[START OF EXERCISE MATERIAL]

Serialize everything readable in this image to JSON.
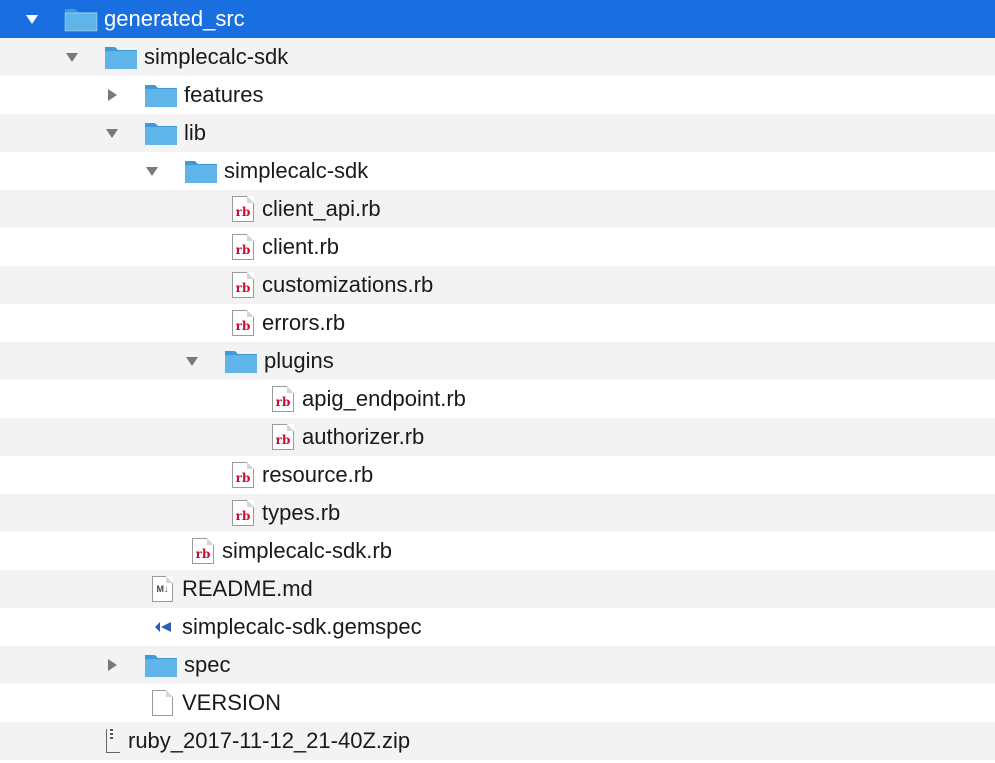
{
  "colors": {
    "selection": "#1a6fe0",
    "folder": "#5fb4ea",
    "folder_tab": "#3e9ad8",
    "ruby_text": "#c8102e",
    "disclosure": "#7a7a7a"
  },
  "icons": {
    "folder": "folder-icon",
    "ruby_file": "ruby-file-icon",
    "markdown_file": "markdown-file-icon",
    "gemspec_file": "gemspec-file-icon",
    "plain_file": "plain-file-icon",
    "zip_file": "zip-file-icon",
    "expanded": "disclosure-triangle-down-icon",
    "collapsed": "disclosure-triangle-right-icon"
  },
  "ruby_badge": "rb",
  "markdown_badge": "M↓",
  "rows": [
    {
      "name": "generated_src",
      "type": "folder",
      "disclosure": "expanded",
      "depth": 0,
      "selected": true
    },
    {
      "name": "simplecalc-sdk",
      "type": "folder",
      "disclosure": "expanded",
      "depth": 1
    },
    {
      "name": "features",
      "type": "folder",
      "disclosure": "collapsed",
      "depth": 2
    },
    {
      "name": "lib",
      "type": "folder",
      "disclosure": "expanded",
      "depth": 2
    },
    {
      "name": "simplecalc-sdk",
      "type": "folder",
      "disclosure": "expanded",
      "depth": 3
    },
    {
      "name": "client_api.rb",
      "type": "ruby",
      "depth": 4
    },
    {
      "name": "client.rb",
      "type": "ruby",
      "depth": 4
    },
    {
      "name": "customizations.rb",
      "type": "ruby",
      "depth": 4
    },
    {
      "name": "errors.rb",
      "type": "ruby",
      "depth": 4
    },
    {
      "name": "plugins",
      "type": "folder",
      "disclosure": "expanded",
      "depth": 4
    },
    {
      "name": "apig_endpoint.rb",
      "type": "ruby",
      "depth": 5
    },
    {
      "name": "authorizer.rb",
      "type": "ruby",
      "depth": 5
    },
    {
      "name": "resource.rb",
      "type": "ruby",
      "depth": 4
    },
    {
      "name": "types.rb",
      "type": "ruby",
      "depth": 4
    },
    {
      "name": "simplecalc-sdk.rb",
      "type": "ruby",
      "depth": 3
    },
    {
      "name": "README.md",
      "type": "markdown",
      "depth": 2
    },
    {
      "name": "simplecalc-sdk.gemspec",
      "type": "gemspec",
      "depth": 2
    },
    {
      "name": "spec",
      "type": "folder",
      "disclosure": "collapsed",
      "depth": 2
    },
    {
      "name": "VERSION",
      "type": "plain",
      "depth": 2
    },
    {
      "name": "ruby_2017-11-12_21-40Z.zip",
      "type": "zip",
      "depth": 1
    }
  ]
}
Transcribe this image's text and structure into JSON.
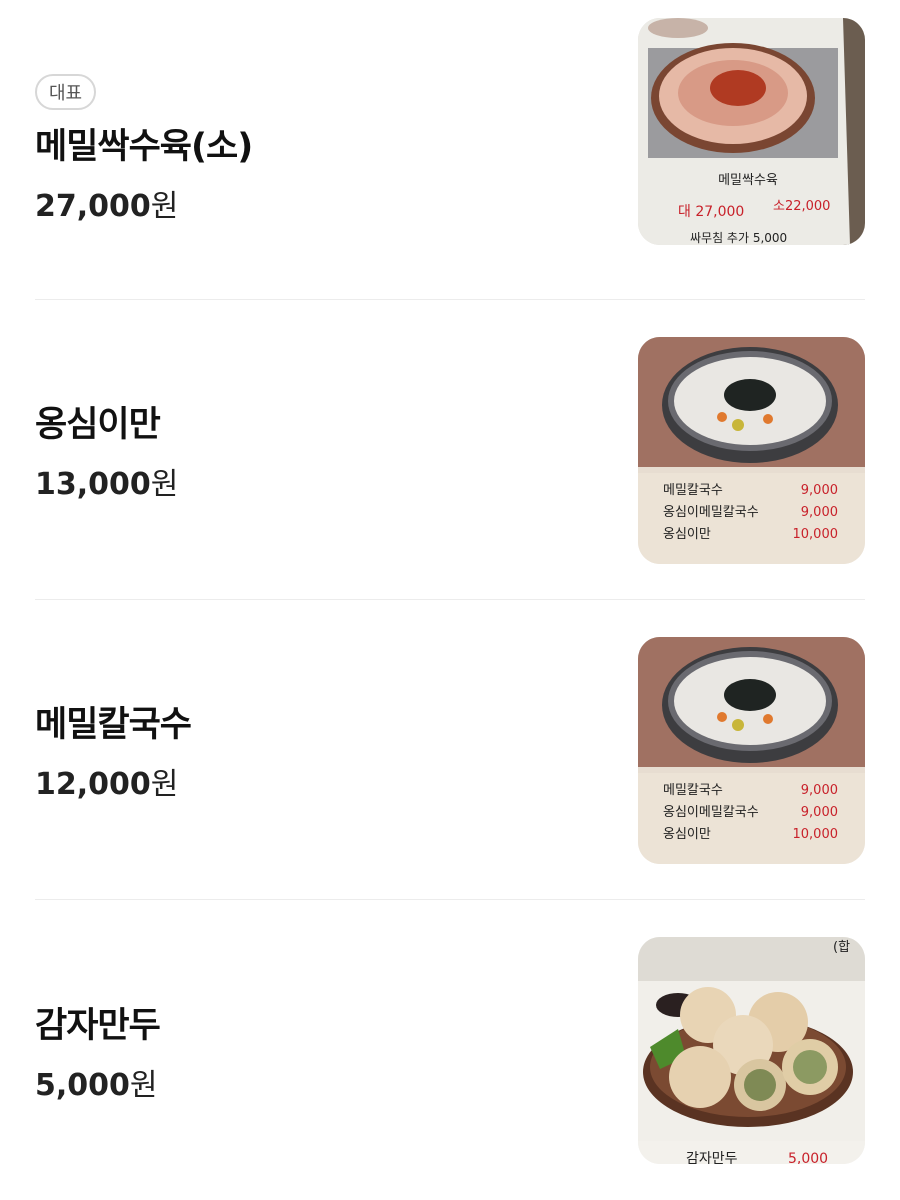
{
  "menu": [
    {
      "badge": "대표",
      "name": "메밀싹수육(소)",
      "price": "27,000",
      "currency": "원",
      "photo": {
        "icon": "boiled-pork-platter-photo",
        "board_title": "메밀싹수육",
        "board_price_large": "대 27,000",
        "board_price_small": "소22,000",
        "board_extra": "싸무침 추가 5,000"
      }
    },
    {
      "badge": "",
      "name": "옹심이만",
      "price": "13,000",
      "currency": "원",
      "photo": {
        "icon": "ongsimi-soup-bowl-photo",
        "board_lines": [
          {
            "label": "메밀칼국수",
            "price": "9,000"
          },
          {
            "label": "옹심이메밀칼국수",
            "price": "9,000"
          },
          {
            "label": "옹심이만",
            "price": "10,000"
          }
        ]
      }
    },
    {
      "badge": "",
      "name": "메밀칼국수",
      "price": "12,000",
      "currency": "원",
      "photo": {
        "icon": "ongsimi-soup-bowl-photo",
        "board_lines": [
          {
            "label": "메밀칼국수",
            "price": "9,000"
          },
          {
            "label": "옹심이메밀칼국수",
            "price": "9,000"
          },
          {
            "label": "옹심이만",
            "price": "10,000"
          }
        ]
      }
    },
    {
      "badge": "",
      "name": "감자만두",
      "price": "5,000",
      "currency": "원",
      "photo": {
        "icon": "potato-dumplings-photo",
        "board_title": "감자만두",
        "board_price": "5,000",
        "corner_text": "(합"
      }
    }
  ]
}
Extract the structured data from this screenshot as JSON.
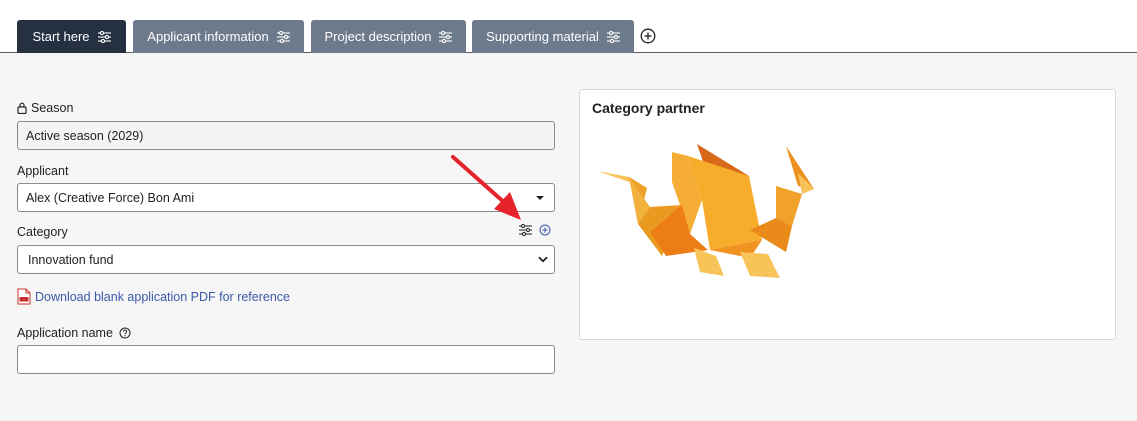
{
  "tabs": [
    {
      "label": "Start here",
      "active": true
    },
    {
      "label": "Applicant information",
      "active": false
    },
    {
      "label": "Project description",
      "active": false
    },
    {
      "label": "Supporting material",
      "active": false
    }
  ],
  "add_tab_icon": "plus-circle-icon",
  "form": {
    "season_label": "Season",
    "season_value": "Active season (2029)",
    "applicant_label": "Applicant",
    "applicant_value": "Alex (Creative Force) Bon Ami",
    "category_label": "Category",
    "category_value": "Innovation fund",
    "pdf_link": "Download blank application PDF for reference",
    "application_name_label": "Application name",
    "application_name_value": "",
    "application_name_placeholder": ""
  },
  "partner": {
    "title": "Category partner",
    "logo_icon": "origami-dragon-logo"
  },
  "colors": {
    "tab_active": "#253141",
    "tab_inactive": "#6d7a8c",
    "link": "#3c59a8",
    "annotation_arrow": "#e5232b"
  }
}
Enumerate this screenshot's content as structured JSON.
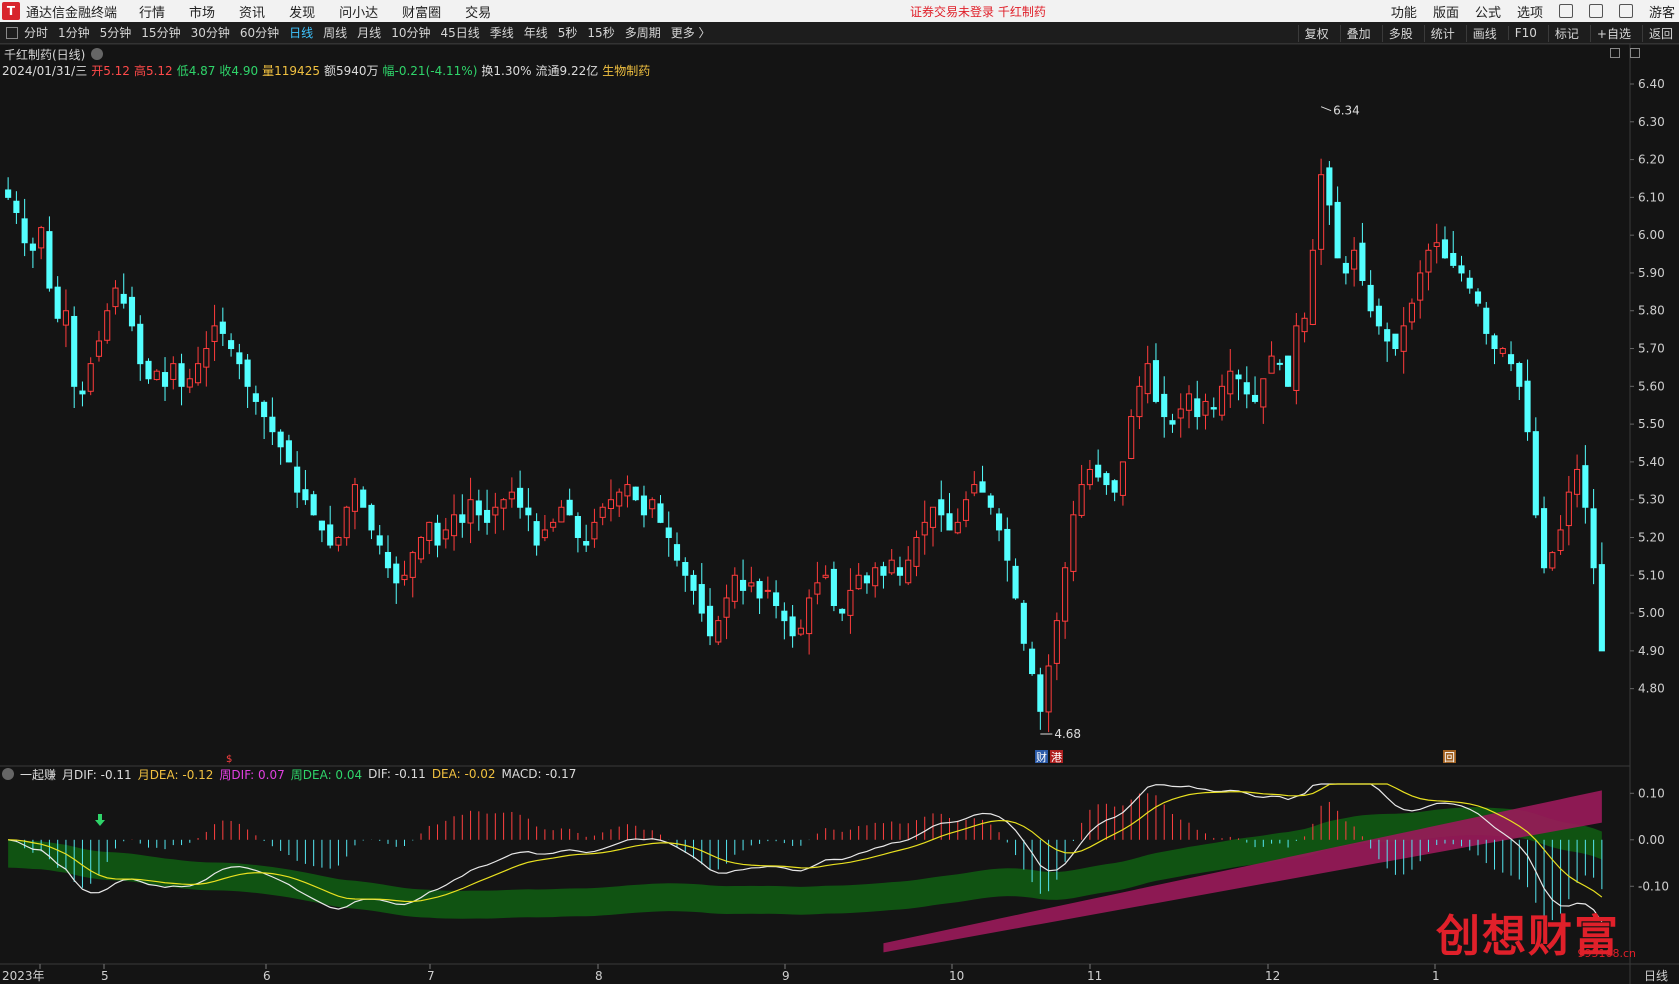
{
  "topbar": {
    "app_title": "通达信金融终端",
    "menus": [
      "行情",
      "市场",
      "资讯",
      "发现",
      "问小达",
      "财富圈",
      "交易"
    ],
    "notice": "证券交易未登录  千红制药",
    "right_items": [
      "功能",
      "版面",
      "公式",
      "选项"
    ],
    "user": "游客"
  },
  "toolbar": {
    "periods": [
      "分时",
      "1分钟",
      "5分钟",
      "15分钟",
      "30分钟",
      "60分钟",
      "日线",
      "周线",
      "月线",
      "10分钟",
      "45日线",
      "季线",
      "年线",
      "5秒",
      "15秒",
      "多周期",
      "更多 〉"
    ],
    "active_period": "日线",
    "right_items": [
      "复权",
      "叠加",
      "多股",
      "统计",
      "画线",
      "F10",
      "标记",
      "+自选",
      "返回"
    ]
  },
  "quote": {
    "title": "千红制药(日线)",
    "date": "2024/01/31/三",
    "open": "开5.12",
    "high": "高5.12",
    "low": "低4.87",
    "close": "收4.90",
    "volume": "量119425",
    "amount": "额5940万",
    "change": "幅-0.21(-4.11%)",
    "turnover": "换1.30%",
    "float_cap": "流通9.22亿",
    "sector": "生物制药"
  },
  "macd": {
    "name": "一起赚",
    "items": [
      {
        "label": "月DIF: -0.11",
        "color": "white"
      },
      {
        "label": "月DEA: -0.12",
        "color": "yellow"
      },
      {
        "label": "周DIF: 0.07",
        "color": "purple"
      },
      {
        "label": "周DEA: 0.04",
        "color": "green"
      },
      {
        "label": "DIF: -0.11",
        "color": "white"
      },
      {
        "label": "DEA: -0.02",
        "color": "yellow"
      },
      {
        "label": "MACD: -0.17",
        "color": "white"
      }
    ]
  },
  "markers": {
    "high_label": "6.34",
    "low_label": "4.68",
    "tag_cai": "财",
    "tag_gang": "港",
    "tag_misc": "回",
    "tag_small": "$"
  },
  "x_axis": {
    "labels": [
      "2023年",
      "5",
      "6",
      "7",
      "8",
      "9",
      "10",
      "11",
      "12",
      "1"
    ],
    "period_label": "日线"
  },
  "watermark": {
    "text": "创想财富",
    "url": "995168.cn"
  },
  "colors": {
    "up": "#ff3c3c",
    "down": "#54ffff",
    "bg": "#141414",
    "active": "#3ec4ff"
  },
  "chart_data": {
    "type": "candlestick",
    "y_ticks": [
      "6.40",
      "6.30",
      "6.20",
      "6.10",
      "6.00",
      "5.90",
      "5.80",
      "5.70",
      "5.60",
      "5.50",
      "5.40",
      "5.30",
      "5.20",
      "5.10",
      "5.00",
      "4.90",
      "4.80"
    ],
    "ylim": [
      4.68,
      6.4
    ],
    "macd_ticks": [
      "0.10",
      "0.00",
      "-0.10"
    ],
    "macd_ylim": [
      -0.25,
      0.12
    ],
    "closes": [
      6.1,
      6.06,
      5.98,
      5.96,
      6.02,
      5.86,
      5.78,
      5.8,
      5.6,
      5.58,
      5.66,
      5.72,
      5.8,
      5.86,
      5.82,
      5.76,
      5.66,
      5.62,
      5.64,
      5.6,
      5.66,
      5.6,
      5.62,
      5.66,
      5.7,
      5.76,
      5.74,
      5.7,
      5.66,
      5.6,
      5.56,
      5.52,
      5.48,
      5.44,
      5.4,
      5.32,
      5.3,
      5.26,
      5.22,
      5.18,
      5.2,
      5.28,
      5.34,
      5.28,
      5.22,
      5.18,
      5.12,
      5.08,
      5.1,
      5.16,
      5.2,
      5.24,
      5.18,
      5.22,
      5.26,
      5.24,
      5.3,
      5.26,
      5.24,
      5.28,
      5.3,
      5.32,
      5.28,
      5.26,
      5.18,
      5.22,
      5.24,
      5.28,
      5.26,
      5.2,
      5.18,
      5.24,
      5.28,
      5.3,
      5.32,
      5.34,
      5.3,
      5.26,
      5.3,
      5.24,
      5.2,
      5.14,
      5.1,
      5.06,
      5.0,
      4.94,
      4.98,
      5.04,
      5.1,
      5.06,
      5.08,
      5.04,
      5.06,
      5.02,
      4.98,
      4.94,
      4.96,
      5.04,
      5.08,
      5.1,
      5.02,
      5.0,
      5.06,
      5.1,
      5.08,
      5.12,
      5.1,
      5.14,
      5.1,
      5.14,
      5.2,
      5.24,
      5.28,
      5.26,
      5.22,
      5.24,
      5.3,
      5.34,
      5.32,
      5.28,
      5.22,
      5.14,
      5.04,
      4.92,
      4.84,
      4.74,
      4.86,
      4.98,
      5.12,
      5.26,
      5.34,
      5.38,
      5.36,
      5.34,
      5.32,
      5.4,
      5.52,
      5.6,
      5.66,
      5.56,
      5.52,
      5.5,
      5.54,
      5.58,
      5.52,
      5.56,
      5.54,
      5.6,
      5.64,
      5.62,
      5.58,
      5.56,
      5.62,
      5.68,
      5.66,
      5.6,
      5.76,
      5.78,
      5.96,
      6.16,
      6.08,
      5.94,
      5.9,
      5.96,
      5.88,
      5.8,
      5.76,
      5.72,
      5.7,
      5.76,
      5.82,
      5.9,
      5.96,
      5.98,
      5.94,
      5.92,
      5.9,
      5.86,
      5.82,
      5.74,
      5.7,
      5.7,
      5.66,
      5.6,
      5.48,
      5.26,
      5.12,
      5.16,
      5.22,
      5.32,
      5.38,
      5.28,
      5.12,
      4.9
    ]
  }
}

[END OF EXERCISE MATERIAL]

* [WORK TO DO]
Write out each line of the data that holds the string "screenshot".

* [SOLUTION FOR THIS PROBLEM]
Extract the structured data from this screenshot as JSON.
Enumerate this screenshot's content as structured JSON.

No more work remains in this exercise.